• TASK TO COMPLETE:
Gather every line holding the string "zajvédelmi".

• DATA SHOWN:
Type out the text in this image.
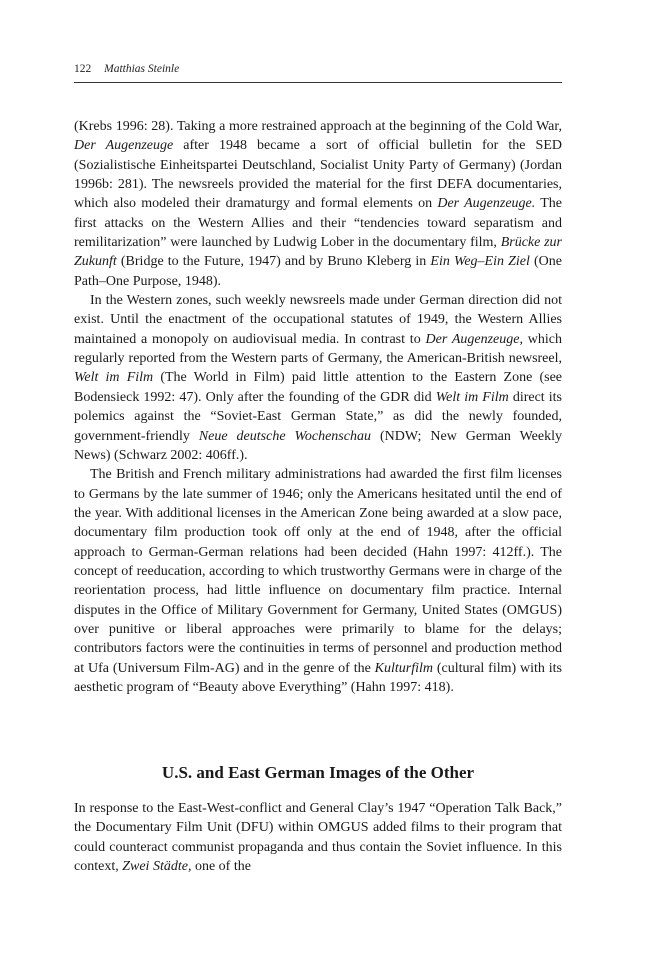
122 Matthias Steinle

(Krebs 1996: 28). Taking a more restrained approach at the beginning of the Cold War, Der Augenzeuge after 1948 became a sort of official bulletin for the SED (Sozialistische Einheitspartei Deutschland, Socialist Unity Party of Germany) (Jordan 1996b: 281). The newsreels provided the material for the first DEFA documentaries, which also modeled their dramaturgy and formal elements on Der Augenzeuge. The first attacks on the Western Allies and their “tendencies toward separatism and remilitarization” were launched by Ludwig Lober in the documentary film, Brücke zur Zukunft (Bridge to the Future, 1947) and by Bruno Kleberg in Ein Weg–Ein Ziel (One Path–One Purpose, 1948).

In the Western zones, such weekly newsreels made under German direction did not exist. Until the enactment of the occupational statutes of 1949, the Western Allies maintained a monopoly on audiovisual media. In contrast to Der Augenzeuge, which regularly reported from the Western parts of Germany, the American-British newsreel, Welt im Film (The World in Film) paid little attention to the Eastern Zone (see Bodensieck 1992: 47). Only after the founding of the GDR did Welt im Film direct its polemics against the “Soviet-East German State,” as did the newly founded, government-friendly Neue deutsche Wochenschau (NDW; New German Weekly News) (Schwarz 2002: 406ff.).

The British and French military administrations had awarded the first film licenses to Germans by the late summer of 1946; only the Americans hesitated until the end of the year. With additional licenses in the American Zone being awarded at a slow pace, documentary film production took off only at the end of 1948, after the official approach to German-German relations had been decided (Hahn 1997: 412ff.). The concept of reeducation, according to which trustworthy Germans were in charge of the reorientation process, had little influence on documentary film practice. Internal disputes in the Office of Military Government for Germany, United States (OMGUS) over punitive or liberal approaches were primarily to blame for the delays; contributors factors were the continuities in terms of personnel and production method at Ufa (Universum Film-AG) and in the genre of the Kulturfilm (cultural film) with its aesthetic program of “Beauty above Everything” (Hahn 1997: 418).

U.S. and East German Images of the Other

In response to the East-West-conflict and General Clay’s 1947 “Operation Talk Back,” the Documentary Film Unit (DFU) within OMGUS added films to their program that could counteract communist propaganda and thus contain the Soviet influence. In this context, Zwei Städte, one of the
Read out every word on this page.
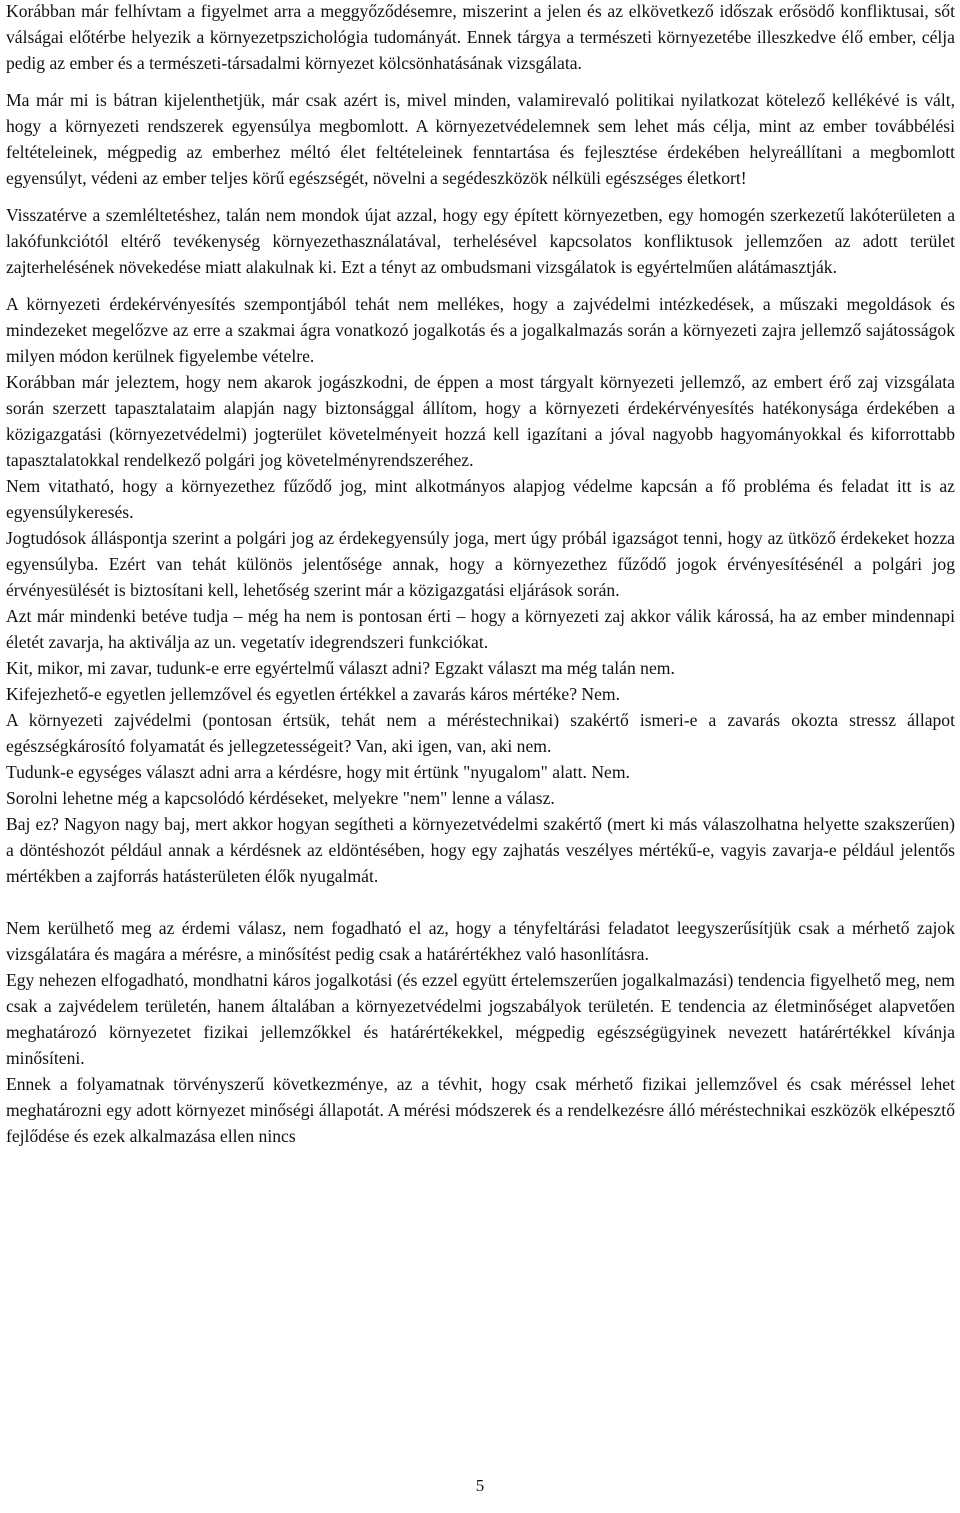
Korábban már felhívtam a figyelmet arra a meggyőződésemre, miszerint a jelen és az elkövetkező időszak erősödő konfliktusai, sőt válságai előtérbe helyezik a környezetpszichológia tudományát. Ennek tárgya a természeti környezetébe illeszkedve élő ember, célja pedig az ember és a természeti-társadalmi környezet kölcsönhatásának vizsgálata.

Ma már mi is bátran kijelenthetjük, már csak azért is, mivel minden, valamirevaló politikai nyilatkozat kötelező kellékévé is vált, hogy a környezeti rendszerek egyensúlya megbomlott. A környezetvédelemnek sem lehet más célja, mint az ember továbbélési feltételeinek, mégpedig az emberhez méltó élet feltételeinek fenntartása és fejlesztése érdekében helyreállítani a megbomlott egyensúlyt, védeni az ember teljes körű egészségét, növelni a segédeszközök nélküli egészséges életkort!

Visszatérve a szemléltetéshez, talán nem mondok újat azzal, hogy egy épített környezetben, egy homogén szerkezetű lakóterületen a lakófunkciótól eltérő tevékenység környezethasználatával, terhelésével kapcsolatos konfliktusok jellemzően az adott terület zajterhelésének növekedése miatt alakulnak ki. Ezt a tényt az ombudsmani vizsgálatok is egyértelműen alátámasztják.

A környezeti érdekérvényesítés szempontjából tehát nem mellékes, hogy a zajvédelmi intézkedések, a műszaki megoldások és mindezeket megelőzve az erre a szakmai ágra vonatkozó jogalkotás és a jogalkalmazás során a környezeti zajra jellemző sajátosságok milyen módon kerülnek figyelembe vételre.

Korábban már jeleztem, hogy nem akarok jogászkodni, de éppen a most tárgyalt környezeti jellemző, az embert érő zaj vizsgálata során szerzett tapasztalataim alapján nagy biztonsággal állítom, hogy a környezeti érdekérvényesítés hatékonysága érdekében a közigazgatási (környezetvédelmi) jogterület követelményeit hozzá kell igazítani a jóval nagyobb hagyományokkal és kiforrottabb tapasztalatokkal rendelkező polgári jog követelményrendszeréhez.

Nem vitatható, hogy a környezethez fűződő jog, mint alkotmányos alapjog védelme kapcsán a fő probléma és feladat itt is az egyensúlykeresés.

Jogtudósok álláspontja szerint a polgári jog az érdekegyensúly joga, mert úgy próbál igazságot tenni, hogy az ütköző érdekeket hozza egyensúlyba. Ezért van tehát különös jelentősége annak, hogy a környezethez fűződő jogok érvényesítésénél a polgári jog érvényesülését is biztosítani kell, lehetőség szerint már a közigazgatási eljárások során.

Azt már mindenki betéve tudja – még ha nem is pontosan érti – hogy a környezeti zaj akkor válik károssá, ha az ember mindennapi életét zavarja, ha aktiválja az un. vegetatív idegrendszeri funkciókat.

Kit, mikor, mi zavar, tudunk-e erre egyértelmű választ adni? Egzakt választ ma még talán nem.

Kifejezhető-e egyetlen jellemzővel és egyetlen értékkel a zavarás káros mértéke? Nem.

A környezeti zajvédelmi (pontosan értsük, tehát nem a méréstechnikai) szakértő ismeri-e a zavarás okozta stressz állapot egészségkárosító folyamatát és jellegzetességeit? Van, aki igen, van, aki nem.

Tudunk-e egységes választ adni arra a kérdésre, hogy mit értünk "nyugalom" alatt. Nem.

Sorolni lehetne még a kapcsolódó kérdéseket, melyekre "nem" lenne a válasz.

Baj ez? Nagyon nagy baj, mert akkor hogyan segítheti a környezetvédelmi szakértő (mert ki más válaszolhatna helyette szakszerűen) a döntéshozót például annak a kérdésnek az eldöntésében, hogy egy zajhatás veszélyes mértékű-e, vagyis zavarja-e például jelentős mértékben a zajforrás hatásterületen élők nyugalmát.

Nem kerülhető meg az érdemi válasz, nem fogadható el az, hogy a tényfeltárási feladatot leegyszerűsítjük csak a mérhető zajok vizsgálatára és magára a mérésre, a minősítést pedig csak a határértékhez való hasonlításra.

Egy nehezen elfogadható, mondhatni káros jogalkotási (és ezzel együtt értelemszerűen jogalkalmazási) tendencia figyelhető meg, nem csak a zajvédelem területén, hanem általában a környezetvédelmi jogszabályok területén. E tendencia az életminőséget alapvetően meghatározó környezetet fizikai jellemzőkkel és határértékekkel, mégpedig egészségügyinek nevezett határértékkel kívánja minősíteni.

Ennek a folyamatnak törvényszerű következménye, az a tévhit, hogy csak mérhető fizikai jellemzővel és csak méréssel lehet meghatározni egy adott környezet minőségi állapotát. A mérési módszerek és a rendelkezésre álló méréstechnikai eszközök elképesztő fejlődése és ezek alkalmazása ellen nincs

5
--
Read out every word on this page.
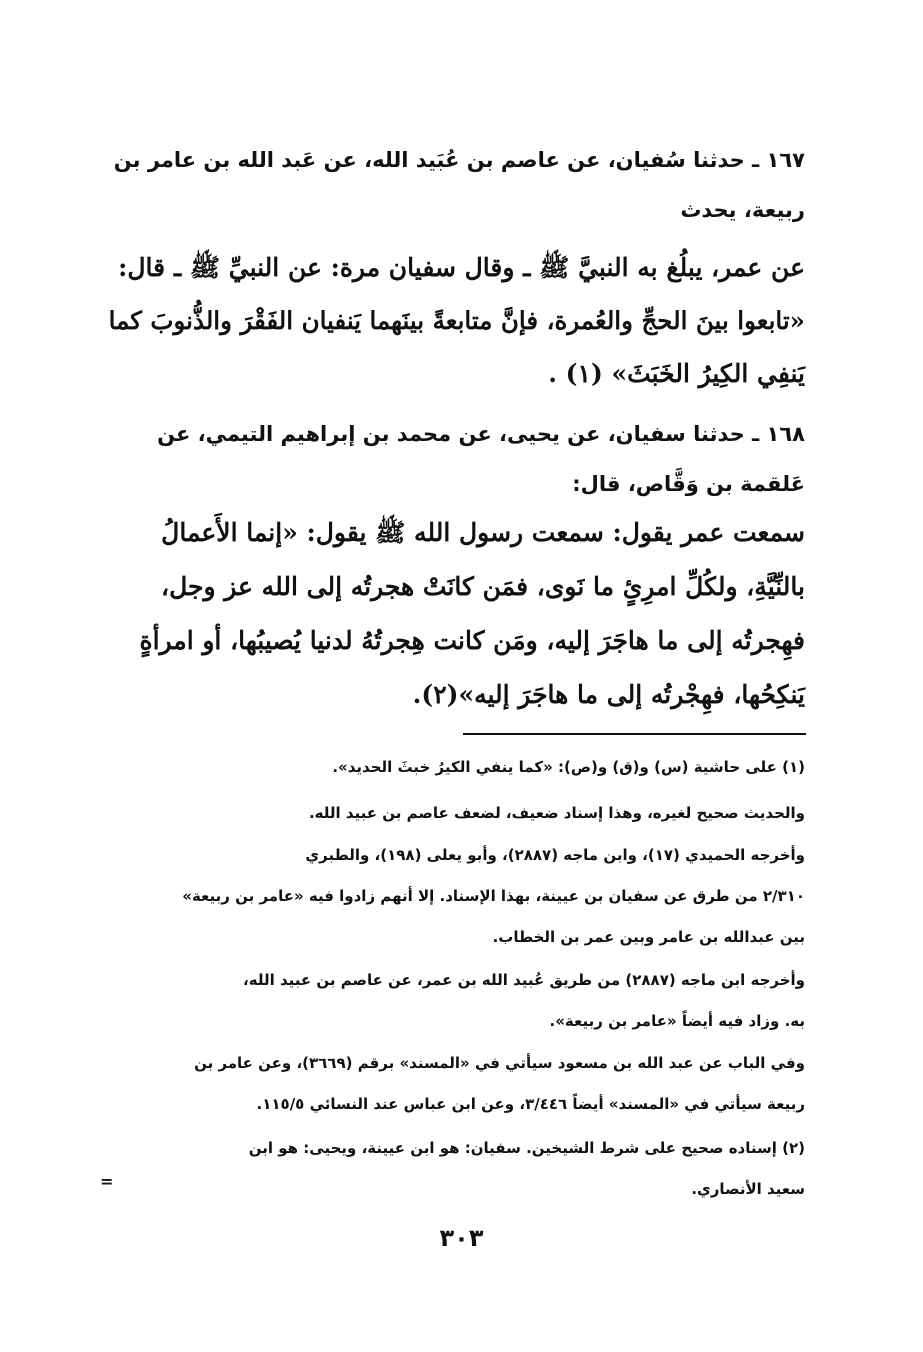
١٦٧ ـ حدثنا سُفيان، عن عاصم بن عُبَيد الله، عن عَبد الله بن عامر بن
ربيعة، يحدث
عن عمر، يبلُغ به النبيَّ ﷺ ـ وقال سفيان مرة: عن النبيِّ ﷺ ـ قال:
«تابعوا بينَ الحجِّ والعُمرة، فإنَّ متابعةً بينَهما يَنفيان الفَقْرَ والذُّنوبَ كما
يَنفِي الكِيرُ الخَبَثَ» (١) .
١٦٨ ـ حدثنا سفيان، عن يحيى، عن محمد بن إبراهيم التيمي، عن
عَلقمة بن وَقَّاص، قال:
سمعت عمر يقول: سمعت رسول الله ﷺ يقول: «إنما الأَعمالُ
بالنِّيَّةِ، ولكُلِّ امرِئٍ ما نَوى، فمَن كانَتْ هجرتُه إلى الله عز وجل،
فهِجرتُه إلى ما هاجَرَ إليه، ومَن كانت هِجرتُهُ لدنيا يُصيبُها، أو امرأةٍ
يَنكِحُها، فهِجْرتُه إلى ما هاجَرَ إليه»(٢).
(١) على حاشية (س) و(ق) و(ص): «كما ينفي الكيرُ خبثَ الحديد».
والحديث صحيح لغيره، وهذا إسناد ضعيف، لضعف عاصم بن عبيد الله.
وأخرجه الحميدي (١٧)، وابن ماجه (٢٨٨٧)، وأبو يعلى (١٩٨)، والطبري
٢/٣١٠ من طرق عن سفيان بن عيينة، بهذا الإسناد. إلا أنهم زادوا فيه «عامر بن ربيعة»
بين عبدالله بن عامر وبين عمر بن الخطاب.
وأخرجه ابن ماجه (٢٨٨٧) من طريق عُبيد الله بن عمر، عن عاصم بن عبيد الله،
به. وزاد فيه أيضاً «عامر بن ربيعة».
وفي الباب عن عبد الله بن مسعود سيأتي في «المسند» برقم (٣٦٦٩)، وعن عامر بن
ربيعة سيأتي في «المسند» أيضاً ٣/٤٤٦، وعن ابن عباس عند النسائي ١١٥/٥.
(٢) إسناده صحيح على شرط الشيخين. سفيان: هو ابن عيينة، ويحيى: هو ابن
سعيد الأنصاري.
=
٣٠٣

• SOLUTION FOR THIS PROBLEM:
A környezeti érdekérvényesítés szempontjából tehát nem mellékes, hogy a zajvédelmi intézkedések, a műszaki megoldások és mindezeket megelőzve az erre a szakmai ágra vonatkozó jogalkotás és a jogalkalmazás során a környezeti zajra jellemző sajátosságok milyen módon kerülnek figyelembe vételre.
A környezeti zajvédelmi (pontosan értsük, tehát nem a méréstechnikai) szakértő ismeri-e a zavarás okozta stressz állapot egészségkárosító folyamatát és jellegzetességeit? Van, aki igen, van, aki nem.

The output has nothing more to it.